| BRIEF |
Print all entries precisely as they are written.

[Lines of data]
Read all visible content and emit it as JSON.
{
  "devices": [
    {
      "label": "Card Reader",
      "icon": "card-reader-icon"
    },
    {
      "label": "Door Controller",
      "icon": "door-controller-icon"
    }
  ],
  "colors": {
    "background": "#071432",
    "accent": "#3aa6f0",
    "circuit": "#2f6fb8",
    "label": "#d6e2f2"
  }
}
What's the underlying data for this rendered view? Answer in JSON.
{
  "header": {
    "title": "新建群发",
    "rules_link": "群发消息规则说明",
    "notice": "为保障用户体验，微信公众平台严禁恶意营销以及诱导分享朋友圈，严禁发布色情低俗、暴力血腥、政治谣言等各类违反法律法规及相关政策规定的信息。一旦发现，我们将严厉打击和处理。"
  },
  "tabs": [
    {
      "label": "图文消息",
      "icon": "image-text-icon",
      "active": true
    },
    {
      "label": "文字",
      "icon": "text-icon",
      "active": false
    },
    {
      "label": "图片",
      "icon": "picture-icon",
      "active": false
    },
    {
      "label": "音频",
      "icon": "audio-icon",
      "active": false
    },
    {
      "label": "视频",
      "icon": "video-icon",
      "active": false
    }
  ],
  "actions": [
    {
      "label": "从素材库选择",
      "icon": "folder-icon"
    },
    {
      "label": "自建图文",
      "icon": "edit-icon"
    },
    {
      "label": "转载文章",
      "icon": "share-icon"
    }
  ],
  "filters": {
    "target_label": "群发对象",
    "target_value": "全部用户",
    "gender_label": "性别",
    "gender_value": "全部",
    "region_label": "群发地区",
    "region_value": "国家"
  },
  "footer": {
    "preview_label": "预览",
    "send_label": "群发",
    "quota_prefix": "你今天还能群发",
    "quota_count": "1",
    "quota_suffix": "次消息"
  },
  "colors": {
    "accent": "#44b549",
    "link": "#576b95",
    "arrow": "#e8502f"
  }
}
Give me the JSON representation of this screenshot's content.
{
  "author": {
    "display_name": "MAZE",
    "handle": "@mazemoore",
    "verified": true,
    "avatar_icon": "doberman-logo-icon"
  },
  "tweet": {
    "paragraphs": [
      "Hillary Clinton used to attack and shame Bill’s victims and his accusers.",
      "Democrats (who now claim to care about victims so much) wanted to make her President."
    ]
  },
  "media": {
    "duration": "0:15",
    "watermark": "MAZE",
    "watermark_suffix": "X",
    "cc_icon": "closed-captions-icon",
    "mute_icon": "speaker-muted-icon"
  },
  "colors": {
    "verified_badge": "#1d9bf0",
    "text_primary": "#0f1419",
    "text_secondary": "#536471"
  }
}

| EXERCISE ANSWER |
Read all visible content and emit it as JSON.
{
  "devices": [
    {
      "label": "Card Reader",
      "icon": "card-reader-icon"
    },
    {
      "label": "Door Controller",
      "icon": "door-controller-icon"
    }
  ],
  "colors": {
    "background": "#071432",
    "accent": "#3aa6f0",
    "circuit": "#2f6fb8",
    "label": "#d6e2f2"
  }
}
What's the underlying data for this rendered view? Answer in JSON.
{
  "header": {
    "title": "新建群发",
    "rules_link": "群发消息规则说明",
    "notice": "为保障用户体验，微信公众平台严禁恶意营销以及诱导分享朋友圈，严禁发布色情低俗、暴力血腥、政治谣言等各类违反法律法规及相关政策规定的信息。一旦发现，我们将严厉打击和处理。"
  },
  "tabs": [
    {
      "label": "图文消息",
      "icon": "image-text-icon",
      "active": true
    },
    {
      "label": "文字",
      "icon": "text-icon",
      "active": false
    },
    {
      "label": "图片",
      "icon": "picture-icon",
      "active": false
    },
    {
      "label": "音频",
      "icon": "audio-icon",
      "active": false
    },
    {
      "label": "视频",
      "icon": "video-icon",
      "active": false
    }
  ],
  "actions": [
    {
      "label": "从素材库选择",
      "icon": "folder-icon"
    },
    {
      "label": "自建图文",
      "icon": "edit-icon"
    },
    {
      "label": "转载文章",
      "icon": "share-icon"
    }
  ],
  "filters": {
    "target_label": "群发对象",
    "target_value": "全部用户",
    "gender_label": "性别",
    "gender_value": "全部",
    "region_label": "群发地区",
    "region_value": "国家"
  },
  "footer": {
    "preview_label": "预览",
    "send_label": "群发",
    "quota_prefix": "你今天还能群发",
    "quota_count": "1",
    "quota_suffix": "次消息"
  },
  "colors": {
    "accent": "#44b549",
    "link": "#576b95",
    "arrow": "#e8502f"
  }
}
Give me the JSON representation of this screenshot's content.
{
  "author": {
    "display_name": "MAZE",
    "handle": "@mazemoore",
    "verified": true,
    "avatar_icon": "doberman-logo-icon"
  },
  "tweet": {
    "paragraphs": [
      "Hillary Clinton used to attack and shame Bill’s victims and his accusers.",
      "Democrats (who now claim to care about victims so much) wanted to make her President."
    ]
  },
  "media": {
    "duration": "0:15",
    "watermark": "MAZE",
    "watermark_suffix": "X",
    "cc_icon": "closed-captions-icon",
    "mute_icon": "speaker-muted-icon"
  },
  "colors": {
    "verified_badge": "#1d9bf0",
    "text_primary": "#0f1419",
    "text_secondary": "#536471"
  }
}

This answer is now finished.